What is required: Take each line containing "JSON" and report it exactly as written.

Available records:
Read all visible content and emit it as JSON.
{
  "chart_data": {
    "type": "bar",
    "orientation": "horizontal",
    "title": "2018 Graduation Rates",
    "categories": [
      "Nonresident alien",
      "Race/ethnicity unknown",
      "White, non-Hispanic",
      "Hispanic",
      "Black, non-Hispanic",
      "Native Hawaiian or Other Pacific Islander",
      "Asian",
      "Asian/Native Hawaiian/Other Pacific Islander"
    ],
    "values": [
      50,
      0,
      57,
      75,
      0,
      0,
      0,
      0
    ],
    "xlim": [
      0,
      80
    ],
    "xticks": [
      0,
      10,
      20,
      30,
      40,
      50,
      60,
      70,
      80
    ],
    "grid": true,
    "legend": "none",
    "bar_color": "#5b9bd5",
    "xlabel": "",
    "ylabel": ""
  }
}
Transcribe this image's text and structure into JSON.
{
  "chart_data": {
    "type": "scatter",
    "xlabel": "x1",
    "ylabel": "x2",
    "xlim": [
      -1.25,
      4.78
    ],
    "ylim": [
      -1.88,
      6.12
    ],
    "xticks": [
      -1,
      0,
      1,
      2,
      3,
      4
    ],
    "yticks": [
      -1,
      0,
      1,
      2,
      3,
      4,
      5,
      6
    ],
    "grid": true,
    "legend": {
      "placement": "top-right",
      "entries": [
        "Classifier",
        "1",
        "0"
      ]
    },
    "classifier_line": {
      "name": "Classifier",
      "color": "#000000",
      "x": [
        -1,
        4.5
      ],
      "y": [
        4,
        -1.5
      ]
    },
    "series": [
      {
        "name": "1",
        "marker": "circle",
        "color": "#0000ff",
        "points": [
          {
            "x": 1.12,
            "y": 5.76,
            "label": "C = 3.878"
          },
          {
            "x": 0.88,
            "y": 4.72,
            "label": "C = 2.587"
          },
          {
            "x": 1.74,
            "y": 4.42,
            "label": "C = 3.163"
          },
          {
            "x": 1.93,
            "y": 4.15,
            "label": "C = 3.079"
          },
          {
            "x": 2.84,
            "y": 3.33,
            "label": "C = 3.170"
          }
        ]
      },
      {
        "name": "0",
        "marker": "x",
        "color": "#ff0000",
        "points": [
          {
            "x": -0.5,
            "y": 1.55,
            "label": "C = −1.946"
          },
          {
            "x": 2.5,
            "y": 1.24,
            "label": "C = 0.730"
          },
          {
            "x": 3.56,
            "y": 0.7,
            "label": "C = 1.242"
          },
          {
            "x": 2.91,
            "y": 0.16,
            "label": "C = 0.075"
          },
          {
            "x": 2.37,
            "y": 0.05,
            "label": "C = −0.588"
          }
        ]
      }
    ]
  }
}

Exercise solution:
Read all visible content and emit it as JSON.
Transcribe this image's text and structure into JSON.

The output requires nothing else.